From the line that holds "Read this page and output its text content." to the last line of the data, copy everything exactly; leave out all the rest.

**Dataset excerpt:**
>>

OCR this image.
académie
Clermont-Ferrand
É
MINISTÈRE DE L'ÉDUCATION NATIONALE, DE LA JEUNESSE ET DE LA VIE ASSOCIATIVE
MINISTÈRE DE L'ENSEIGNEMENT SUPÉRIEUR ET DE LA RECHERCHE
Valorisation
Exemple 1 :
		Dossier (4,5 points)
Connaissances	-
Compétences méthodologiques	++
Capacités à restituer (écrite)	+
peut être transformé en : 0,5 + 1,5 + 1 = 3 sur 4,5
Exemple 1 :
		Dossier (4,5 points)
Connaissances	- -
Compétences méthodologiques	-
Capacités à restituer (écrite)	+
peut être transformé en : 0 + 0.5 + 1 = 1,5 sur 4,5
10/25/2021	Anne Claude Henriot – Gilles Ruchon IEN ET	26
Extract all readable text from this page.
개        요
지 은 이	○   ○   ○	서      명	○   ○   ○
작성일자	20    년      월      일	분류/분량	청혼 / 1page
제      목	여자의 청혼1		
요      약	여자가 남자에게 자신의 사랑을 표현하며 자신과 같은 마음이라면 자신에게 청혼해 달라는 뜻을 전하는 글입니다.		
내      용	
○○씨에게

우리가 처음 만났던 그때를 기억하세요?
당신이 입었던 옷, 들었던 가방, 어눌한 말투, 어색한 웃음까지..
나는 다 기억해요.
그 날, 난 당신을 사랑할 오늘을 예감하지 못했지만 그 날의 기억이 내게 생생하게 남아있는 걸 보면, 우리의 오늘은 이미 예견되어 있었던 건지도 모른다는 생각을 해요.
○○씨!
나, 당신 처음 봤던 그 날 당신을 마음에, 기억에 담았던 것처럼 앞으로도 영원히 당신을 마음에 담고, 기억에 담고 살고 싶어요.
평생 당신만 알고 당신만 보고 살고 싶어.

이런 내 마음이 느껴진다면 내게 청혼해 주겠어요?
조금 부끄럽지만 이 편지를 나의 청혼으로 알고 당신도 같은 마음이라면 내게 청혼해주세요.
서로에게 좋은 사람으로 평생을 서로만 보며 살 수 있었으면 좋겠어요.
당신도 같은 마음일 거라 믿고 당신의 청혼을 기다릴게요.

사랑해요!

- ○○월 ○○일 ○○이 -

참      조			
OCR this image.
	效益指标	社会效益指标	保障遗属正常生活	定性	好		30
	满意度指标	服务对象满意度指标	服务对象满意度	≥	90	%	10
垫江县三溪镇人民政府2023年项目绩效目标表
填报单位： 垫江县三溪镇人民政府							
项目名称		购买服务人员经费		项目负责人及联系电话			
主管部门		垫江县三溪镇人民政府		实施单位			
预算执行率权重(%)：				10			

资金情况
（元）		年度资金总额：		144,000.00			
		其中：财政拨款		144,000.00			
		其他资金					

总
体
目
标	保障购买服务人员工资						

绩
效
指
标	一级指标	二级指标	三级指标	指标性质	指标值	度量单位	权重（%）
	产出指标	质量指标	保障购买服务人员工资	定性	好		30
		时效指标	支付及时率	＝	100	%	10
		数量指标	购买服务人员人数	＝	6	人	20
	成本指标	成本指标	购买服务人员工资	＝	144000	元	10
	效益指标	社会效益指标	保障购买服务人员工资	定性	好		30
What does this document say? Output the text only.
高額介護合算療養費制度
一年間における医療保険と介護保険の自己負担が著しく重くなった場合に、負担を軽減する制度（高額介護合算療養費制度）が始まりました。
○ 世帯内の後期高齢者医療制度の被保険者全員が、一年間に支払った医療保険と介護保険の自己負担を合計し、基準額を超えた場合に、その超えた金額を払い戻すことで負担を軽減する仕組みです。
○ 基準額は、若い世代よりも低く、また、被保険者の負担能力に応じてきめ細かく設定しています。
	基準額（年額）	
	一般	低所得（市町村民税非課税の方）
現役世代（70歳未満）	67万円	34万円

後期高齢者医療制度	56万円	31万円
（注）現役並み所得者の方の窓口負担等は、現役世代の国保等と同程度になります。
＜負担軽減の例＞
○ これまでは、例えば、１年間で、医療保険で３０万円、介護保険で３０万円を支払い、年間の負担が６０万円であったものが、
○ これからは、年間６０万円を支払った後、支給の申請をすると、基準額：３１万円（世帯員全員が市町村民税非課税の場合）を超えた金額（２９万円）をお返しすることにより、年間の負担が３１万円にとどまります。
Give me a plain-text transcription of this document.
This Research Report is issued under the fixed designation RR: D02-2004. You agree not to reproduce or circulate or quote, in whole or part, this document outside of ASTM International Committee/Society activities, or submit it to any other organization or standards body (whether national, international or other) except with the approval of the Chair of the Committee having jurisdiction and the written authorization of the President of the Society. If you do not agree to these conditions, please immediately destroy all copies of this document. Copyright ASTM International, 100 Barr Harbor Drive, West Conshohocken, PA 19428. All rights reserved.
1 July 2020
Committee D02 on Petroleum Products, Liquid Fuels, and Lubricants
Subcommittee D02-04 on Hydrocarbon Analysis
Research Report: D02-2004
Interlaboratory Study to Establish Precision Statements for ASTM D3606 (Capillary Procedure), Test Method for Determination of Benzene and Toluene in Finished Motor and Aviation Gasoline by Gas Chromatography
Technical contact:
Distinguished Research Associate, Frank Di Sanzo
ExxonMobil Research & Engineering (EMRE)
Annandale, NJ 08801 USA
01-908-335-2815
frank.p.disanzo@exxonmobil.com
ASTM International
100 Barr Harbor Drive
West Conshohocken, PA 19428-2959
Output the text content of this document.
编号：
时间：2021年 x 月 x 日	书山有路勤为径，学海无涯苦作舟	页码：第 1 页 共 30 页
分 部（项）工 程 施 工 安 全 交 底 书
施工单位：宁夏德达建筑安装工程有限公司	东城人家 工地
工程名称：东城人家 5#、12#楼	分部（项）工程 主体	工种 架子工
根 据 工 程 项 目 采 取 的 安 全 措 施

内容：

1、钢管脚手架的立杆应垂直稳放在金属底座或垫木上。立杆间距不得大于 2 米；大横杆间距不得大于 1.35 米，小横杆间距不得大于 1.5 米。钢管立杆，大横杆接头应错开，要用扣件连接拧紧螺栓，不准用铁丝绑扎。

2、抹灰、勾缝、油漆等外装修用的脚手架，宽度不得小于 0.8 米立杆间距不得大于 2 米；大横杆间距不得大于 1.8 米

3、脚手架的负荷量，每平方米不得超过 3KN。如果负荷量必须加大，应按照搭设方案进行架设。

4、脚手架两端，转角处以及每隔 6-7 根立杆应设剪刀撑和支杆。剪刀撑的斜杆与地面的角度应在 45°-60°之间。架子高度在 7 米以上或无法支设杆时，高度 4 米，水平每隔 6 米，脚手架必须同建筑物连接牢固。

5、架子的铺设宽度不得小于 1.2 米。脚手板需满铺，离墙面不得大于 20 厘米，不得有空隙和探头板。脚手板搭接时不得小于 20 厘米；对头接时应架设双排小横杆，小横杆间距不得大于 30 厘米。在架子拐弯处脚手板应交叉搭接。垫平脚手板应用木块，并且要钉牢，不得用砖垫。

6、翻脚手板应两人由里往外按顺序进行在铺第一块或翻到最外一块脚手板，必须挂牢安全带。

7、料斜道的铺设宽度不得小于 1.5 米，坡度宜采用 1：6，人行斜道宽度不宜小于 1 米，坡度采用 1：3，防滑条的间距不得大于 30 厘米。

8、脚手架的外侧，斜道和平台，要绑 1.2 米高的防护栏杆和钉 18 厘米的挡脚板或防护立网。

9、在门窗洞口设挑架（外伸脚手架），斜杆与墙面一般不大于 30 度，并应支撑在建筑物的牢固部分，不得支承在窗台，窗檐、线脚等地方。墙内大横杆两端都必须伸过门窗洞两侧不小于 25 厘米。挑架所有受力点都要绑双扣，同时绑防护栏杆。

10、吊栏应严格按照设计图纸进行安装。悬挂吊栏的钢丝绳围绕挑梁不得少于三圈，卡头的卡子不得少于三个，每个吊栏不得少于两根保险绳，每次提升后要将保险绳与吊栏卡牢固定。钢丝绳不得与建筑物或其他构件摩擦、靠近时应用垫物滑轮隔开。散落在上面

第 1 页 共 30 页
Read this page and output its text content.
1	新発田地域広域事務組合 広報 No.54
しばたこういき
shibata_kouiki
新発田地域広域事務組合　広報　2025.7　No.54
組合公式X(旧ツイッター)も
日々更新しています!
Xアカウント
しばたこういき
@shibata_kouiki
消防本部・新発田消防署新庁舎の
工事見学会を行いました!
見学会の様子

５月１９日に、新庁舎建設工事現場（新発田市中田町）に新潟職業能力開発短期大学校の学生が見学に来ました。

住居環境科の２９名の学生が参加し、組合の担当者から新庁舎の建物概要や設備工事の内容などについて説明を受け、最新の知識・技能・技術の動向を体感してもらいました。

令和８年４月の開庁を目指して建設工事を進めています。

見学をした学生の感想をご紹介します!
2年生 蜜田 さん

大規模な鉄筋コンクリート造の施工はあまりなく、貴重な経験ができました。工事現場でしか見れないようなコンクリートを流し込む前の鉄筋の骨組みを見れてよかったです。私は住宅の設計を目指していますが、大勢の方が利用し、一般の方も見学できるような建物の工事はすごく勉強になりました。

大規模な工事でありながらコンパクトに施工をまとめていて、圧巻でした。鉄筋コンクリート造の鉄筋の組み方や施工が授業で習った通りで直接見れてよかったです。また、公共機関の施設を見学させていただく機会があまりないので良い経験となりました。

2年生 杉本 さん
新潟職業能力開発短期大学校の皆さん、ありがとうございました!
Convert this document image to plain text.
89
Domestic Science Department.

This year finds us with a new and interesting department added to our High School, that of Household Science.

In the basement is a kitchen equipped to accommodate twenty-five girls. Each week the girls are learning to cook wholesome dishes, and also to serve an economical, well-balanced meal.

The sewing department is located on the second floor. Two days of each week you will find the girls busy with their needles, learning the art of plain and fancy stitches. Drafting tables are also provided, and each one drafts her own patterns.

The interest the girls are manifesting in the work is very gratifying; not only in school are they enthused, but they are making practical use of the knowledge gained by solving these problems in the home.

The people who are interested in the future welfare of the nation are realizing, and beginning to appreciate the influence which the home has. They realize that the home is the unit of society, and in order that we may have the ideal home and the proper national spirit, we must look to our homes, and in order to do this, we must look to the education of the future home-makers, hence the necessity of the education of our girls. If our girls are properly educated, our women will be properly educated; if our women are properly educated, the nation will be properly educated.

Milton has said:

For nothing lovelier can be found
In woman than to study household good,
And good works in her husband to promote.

<<

**Answer:**
Read this page and output its text content.
1	新発田地域広域事務組合 広報 No.54
しばたこういき
shibata_kouiki
新発田地域広域事務組合　広報　2025.7　No.54
組合公式X(旧ツイッター)も
日々更新しています!
Xアカウント
しばたこういき
@shibata_kouiki
消防本部・新発田消防署新庁舎の
工事見学会を行いました!
見学会の様子

５月１９日に、新庁舎建設工事現場（新発田市中田町）に新潟職業能力開発短期大学校の学生が見学に来ました。

住居環境科の２９名の学生が参加し、組合の担当者から新庁舎の建物概要や設備工事の内容などについて説明を受け、最新の知識・技能・技術の動向を体感してもらいました。

令和８年４月の開庁を目指して建設工事を進めています。

見学をした学生の感想をご紹介します!
2年生 蜜田 さん

大規模な鉄筋コンクリート造の施工はあまりなく、貴重な経験ができました。工事現場でしか見れないようなコンクリートを流し込む前の鉄筋の骨組みを見れてよかったです。私は住宅の設計を目指していますが、大勢の方が利用し、一般の方も見学できるような建物の工事はすごく勉強になりました。

大規模な工事でありながらコンパクトに施工をまとめていて、圧巻でした。鉄筋コンクリート造の鉄筋の組み方や施工が授業で習った通りで直接見れてよかったです。また、公共機関の施設を見学させていただく機会があまりないので良い経験となりました。

2年生 杉本 さん
新潟職業能力開発短期大学校の皆さん、ありがとうございました!
Convert this document image to plain text.
89
Domestic Science Department.

This year finds us with a new and interesting department added to our High School, that of Household Science.

In the basement is a kitchen equipped to accommodate twenty-five girls. Each week the girls are learning to cook wholesome dishes, and also to serve an economical, well-balanced meal.

The sewing department is located on the second floor. Two days of each week you will find the girls busy with their needles, learning the art of plain and fancy stitches. Drafting tables are also provided, and each one drafts her own patterns.

The interest the girls are manifesting in the work is very gratifying; not only in school are they enthused, but they are making practical use of the knowledge gained by solving these problems in the home.

The people who are interested in the future welfare of the nation are realizing, and beginning to appreciate the influence which the home has. They realize that the home is the unit of society, and in order that we may have the ideal home and the proper national spirit, we must look to our homes, and in order to do this, we must look to the education of the future home-makers, hence the necessity of the education of our girls. If our girls are properly educated, our women will be properly educated; if our women are properly educated, the nation will be properly educated.

Milton has said:

For nothing lovelier can be found
In woman than to study household good,
And good works in her husband to promote.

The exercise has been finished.